## Aim of the exercise
Determine the number of lines in the data that include the word "chart", and write only that number.

## Material shown
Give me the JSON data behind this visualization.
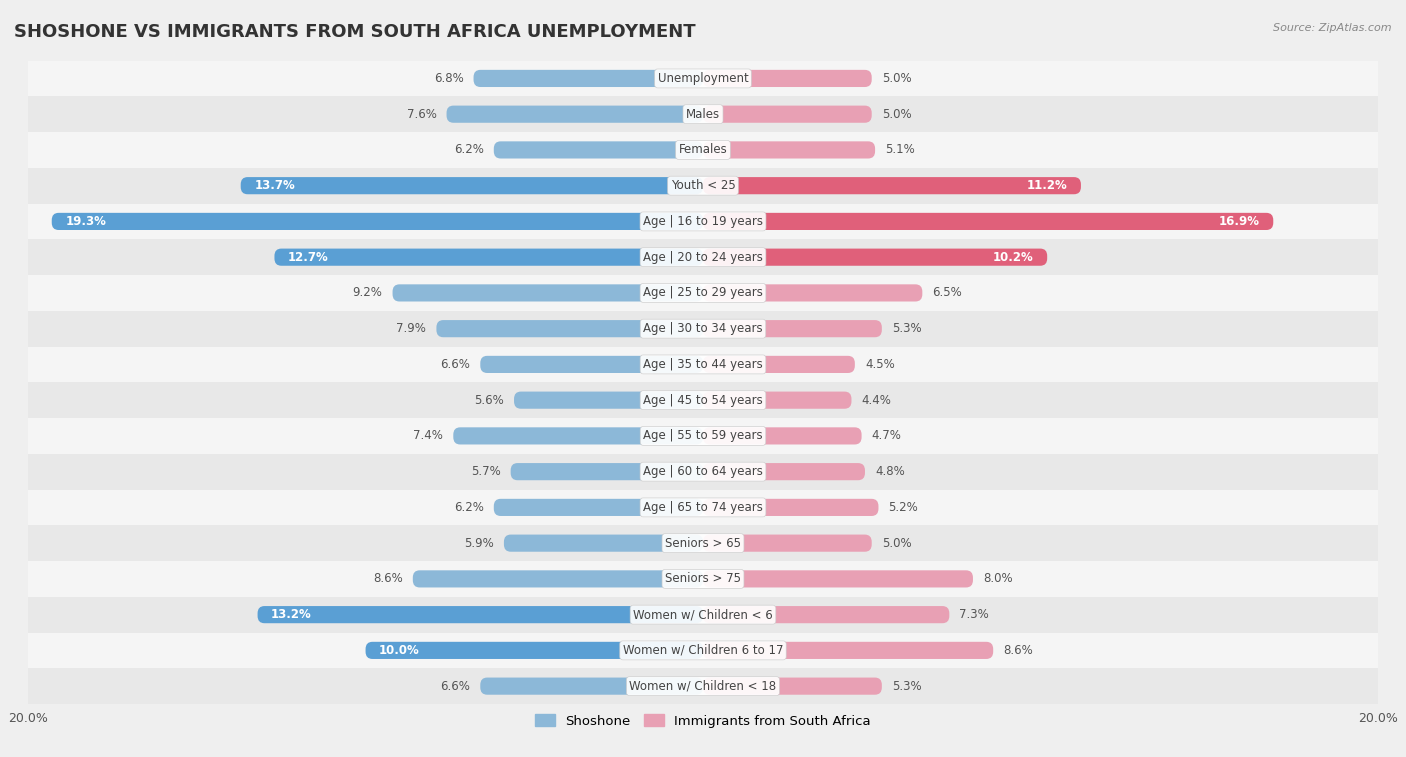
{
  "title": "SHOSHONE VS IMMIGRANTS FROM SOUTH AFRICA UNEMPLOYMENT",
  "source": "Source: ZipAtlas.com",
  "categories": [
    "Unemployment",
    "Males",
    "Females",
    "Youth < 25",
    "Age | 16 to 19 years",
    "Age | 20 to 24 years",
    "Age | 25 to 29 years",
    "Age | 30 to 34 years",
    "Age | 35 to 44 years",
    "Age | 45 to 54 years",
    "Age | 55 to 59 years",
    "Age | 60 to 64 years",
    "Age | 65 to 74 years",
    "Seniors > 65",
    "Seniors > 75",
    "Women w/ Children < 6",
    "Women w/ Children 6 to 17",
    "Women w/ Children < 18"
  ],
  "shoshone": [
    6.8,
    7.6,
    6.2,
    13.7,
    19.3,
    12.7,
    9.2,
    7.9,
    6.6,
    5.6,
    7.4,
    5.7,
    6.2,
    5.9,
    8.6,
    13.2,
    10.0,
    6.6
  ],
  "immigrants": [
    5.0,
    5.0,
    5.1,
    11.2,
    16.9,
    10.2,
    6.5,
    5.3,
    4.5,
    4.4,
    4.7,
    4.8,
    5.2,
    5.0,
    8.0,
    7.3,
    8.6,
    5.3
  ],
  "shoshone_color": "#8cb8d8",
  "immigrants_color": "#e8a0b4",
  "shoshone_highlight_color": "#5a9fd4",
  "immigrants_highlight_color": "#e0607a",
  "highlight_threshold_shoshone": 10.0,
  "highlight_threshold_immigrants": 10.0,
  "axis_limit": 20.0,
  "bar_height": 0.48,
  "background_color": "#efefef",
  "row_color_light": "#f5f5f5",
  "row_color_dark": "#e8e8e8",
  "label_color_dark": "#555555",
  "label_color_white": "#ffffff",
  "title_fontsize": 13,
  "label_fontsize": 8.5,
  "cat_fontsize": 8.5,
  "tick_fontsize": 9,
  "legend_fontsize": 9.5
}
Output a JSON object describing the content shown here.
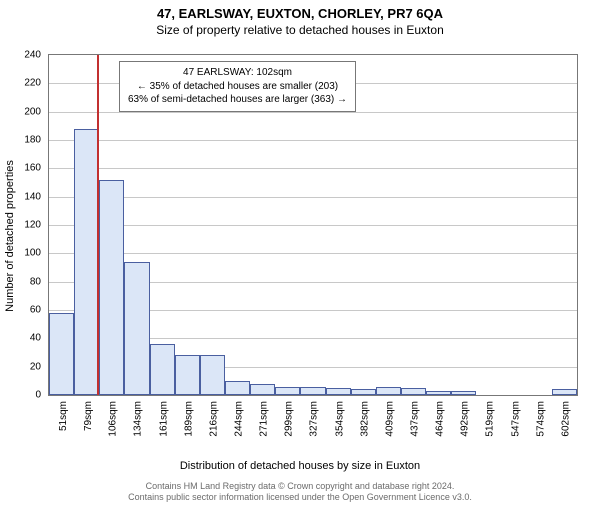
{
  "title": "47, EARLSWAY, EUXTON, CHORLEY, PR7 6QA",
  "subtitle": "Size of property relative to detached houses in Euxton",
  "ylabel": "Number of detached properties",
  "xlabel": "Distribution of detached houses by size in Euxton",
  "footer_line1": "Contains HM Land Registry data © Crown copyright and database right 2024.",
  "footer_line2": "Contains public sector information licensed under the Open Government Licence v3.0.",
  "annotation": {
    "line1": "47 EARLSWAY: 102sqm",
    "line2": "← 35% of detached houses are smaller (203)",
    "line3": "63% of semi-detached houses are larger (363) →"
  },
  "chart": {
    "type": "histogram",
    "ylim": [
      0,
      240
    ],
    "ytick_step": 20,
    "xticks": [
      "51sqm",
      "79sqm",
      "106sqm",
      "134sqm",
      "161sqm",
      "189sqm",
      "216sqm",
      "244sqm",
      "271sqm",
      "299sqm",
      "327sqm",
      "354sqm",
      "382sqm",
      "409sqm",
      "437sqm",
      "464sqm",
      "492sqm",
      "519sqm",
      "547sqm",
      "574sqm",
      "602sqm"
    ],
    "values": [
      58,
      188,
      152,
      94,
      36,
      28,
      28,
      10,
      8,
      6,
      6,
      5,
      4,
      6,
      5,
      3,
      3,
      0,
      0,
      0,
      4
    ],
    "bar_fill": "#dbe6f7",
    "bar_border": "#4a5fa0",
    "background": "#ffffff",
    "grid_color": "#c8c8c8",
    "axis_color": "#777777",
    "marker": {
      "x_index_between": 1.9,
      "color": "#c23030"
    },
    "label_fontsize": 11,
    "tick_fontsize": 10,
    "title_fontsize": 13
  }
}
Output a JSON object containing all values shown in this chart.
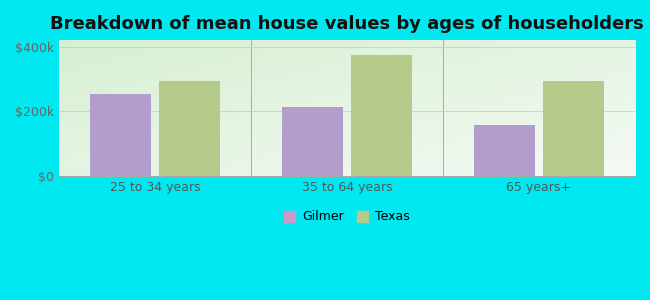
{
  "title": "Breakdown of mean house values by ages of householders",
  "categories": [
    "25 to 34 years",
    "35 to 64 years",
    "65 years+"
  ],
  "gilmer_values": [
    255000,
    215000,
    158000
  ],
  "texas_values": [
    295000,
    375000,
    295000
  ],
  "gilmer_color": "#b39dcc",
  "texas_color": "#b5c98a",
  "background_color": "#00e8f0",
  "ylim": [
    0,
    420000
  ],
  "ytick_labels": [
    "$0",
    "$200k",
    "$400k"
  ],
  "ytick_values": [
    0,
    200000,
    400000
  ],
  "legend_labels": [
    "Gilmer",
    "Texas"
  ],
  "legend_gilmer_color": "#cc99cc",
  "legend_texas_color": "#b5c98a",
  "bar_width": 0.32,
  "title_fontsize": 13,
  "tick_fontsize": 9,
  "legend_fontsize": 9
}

## The solution
2